Repeat all the material exactly; pictures stay out of your copy.

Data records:
<<<<
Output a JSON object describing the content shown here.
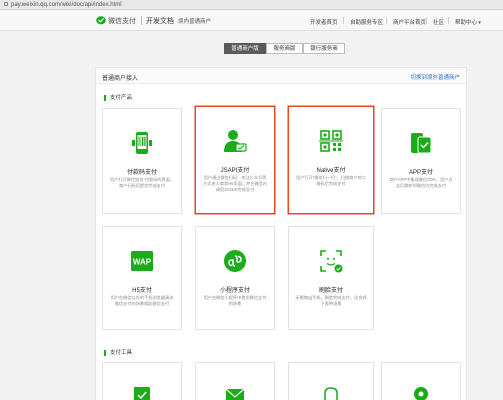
{
  "browser": {
    "url": "pay.weixin.qq.com/wiki/doc/api/index.html"
  },
  "header": {
    "brand": "微信支付",
    "docs": "开发文档",
    "docs_sub": "境内普通商户",
    "nav": [
      "开发者首页",
      "自助服务专区",
      "商户平台首页",
      "社区",
      "帮助中心"
    ]
  },
  "segments": [
    {
      "label": "普通商户版",
      "active": true
    },
    {
      "label": "服务商版",
      "active": false
    },
    {
      "label": "银行服务商",
      "active": false
    }
  ],
  "card": {
    "title": "普通商户接入",
    "link": "切换到境外普通商户"
  },
  "sections": {
    "products": "支付产品",
    "tools": "支付工具"
  },
  "products": [
    {
      "name": "付款码支付",
      "desc": "用户打开微信钱包-付款码的界面，商户扫码后提交完成支付",
      "icon": "barcode-phone-icon"
    },
    {
      "name": "JSAPI支付",
      "desc": "用户通过微信扫码、关注公众号等方式进入商家H5页面，并在微信内调用JSSDK完成支付",
      "icon": "person-payment-icon"
    },
    {
      "name": "Native支付",
      "desc": "用户打开\"微信扫一扫\"，扫描商户的二维码后完成支付",
      "icon": "qrcode-icon"
    },
    {
      "name": "APP支付",
      "desc": "商户APP中集成微信SDK，用户点击后跳转到微信内完成支付",
      "icon": "app-phone-icon"
    },
    {
      "name": "H5支付",
      "desc": "用户在微信以外的手机浏览器请求微信支付的场景唤起微信支付",
      "icon": "wap-icon"
    },
    {
      "name": "小程序支付",
      "desc": "用户在微信小程序中使用微信支付的场景",
      "icon": "miniprogram-icon"
    },
    {
      "name": "刷脸支付",
      "desc": "无需掏出手机，刷脸完成支付，适合线下各种场景",
      "icon": "face-scan-icon"
    }
  ],
  "colors": {
    "green": "#1aad19",
    "highlight": "#e04a23",
    "link": "#2b6fbf"
  }
}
>>>>
◆ COMPLETE OUTPUT
Output a JSON object describing the content shown here.
{
  "browser": {
    "url": "pay.weixin.qq.com/wiki/doc/api/index.html"
  },
  "header": {
    "brand": "微信支付",
    "docs": "开发文档",
    "docs_sub": "境内普通商户",
    "nav": [
      "开发者首页",
      "自助服务专区",
      "商户平台首页",
      "社区",
      "帮助中心"
    ]
  },
  "segments": [
    {
      "label": "普通商户版",
      "active": true
    },
    {
      "label": "服务商版",
      "active": false
    },
    {
      "label": "银行服务商",
      "active": false
    }
  ],
  "card": {
    "title": "普通商户接入",
    "link": "切换到境外普通商户"
  },
  "sections": {
    "products": "支付产品",
    "tools": "支付工具"
  },
  "products": [
    {
      "name": "付款码支付",
      "desc": "用户打开微信钱包-付款码的界面，商户扫码后提交完成支付",
      "icon": "barcode-phone-icon"
    },
    {
      "name": "JSAPI支付",
      "desc": "用户通过微信扫码、关注公众号等方式进入商家H5页面，并在微信内调用JSSDK完成支付",
      "icon": "person-payment-icon"
    },
    {
      "name": "Native支付",
      "desc": "用户打开\"微信扫一扫\"，扫描商户的二维码后完成支付",
      "icon": "qrcode-icon"
    },
    {
      "name": "APP支付",
      "desc": "商户APP中集成微信SDK，用户点击后跳转到微信内完成支付",
      "icon": "app-phone-icon"
    },
    {
      "name": "H5支付",
      "desc": "用户在微信以外的手机浏览器请求微信支付的场景唤起微信支付",
      "icon": "wap-icon"
    },
    {
      "name": "小程序支付",
      "desc": "用户在微信小程序中使用微信支付的场景",
      "icon": "miniprogram-icon"
    },
    {
      "name": "刷脸支付",
      "desc": "无需掏出手机，刷脸完成支付，适合线下各种场景",
      "icon": "face-scan-icon"
    }
  ],
  "colors": {
    "green": "#1aad19",
    "highlight": "#e04a23",
    "link": "#2b6fbf"
  }
}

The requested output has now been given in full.